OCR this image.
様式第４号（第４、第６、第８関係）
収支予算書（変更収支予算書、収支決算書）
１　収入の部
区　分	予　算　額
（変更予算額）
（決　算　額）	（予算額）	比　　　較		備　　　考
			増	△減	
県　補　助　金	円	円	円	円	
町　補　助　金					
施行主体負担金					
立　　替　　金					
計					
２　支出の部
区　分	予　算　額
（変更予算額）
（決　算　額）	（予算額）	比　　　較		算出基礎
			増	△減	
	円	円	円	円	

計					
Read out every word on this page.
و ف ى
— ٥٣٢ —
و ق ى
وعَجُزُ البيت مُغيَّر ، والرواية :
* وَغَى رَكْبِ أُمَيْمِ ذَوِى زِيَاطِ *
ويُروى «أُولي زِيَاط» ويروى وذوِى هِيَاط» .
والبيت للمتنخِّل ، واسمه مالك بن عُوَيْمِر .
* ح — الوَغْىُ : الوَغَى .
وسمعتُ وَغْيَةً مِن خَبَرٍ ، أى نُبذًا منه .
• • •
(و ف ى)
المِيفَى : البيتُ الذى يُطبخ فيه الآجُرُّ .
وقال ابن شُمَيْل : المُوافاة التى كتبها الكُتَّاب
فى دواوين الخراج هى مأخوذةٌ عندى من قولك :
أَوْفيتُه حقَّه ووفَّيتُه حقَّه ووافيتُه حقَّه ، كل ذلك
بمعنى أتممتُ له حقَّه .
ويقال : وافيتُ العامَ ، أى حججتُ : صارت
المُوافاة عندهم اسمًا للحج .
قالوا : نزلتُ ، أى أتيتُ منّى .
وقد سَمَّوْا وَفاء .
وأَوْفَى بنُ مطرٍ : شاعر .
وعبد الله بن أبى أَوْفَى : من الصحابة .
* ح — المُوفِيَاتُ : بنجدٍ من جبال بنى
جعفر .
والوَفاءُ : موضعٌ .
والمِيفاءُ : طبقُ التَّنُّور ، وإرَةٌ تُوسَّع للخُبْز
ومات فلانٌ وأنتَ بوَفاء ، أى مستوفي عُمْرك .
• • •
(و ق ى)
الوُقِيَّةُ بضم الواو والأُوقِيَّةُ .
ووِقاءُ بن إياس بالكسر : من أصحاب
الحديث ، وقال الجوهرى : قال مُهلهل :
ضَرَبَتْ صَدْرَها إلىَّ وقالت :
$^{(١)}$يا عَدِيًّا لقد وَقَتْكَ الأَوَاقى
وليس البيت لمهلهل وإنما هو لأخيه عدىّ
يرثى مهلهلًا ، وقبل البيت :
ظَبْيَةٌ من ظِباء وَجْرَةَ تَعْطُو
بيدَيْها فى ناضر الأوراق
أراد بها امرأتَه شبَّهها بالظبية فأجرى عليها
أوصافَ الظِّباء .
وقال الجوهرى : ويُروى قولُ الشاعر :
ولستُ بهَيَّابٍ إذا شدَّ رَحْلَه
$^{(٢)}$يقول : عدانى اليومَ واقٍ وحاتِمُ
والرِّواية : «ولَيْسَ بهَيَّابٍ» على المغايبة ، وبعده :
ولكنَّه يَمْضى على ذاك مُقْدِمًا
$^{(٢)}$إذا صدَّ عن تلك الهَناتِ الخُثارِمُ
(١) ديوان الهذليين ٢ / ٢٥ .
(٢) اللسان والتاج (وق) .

◆ **Aim**: Gather every line from the entries above where the word "وافاة" appears, and copy them.

◆ **Full answer**:
وقال ابن شُمَيْل : المُوافاة التى كتبها الكُتَّاب
المُوافاة عندهم اسمًا للحج .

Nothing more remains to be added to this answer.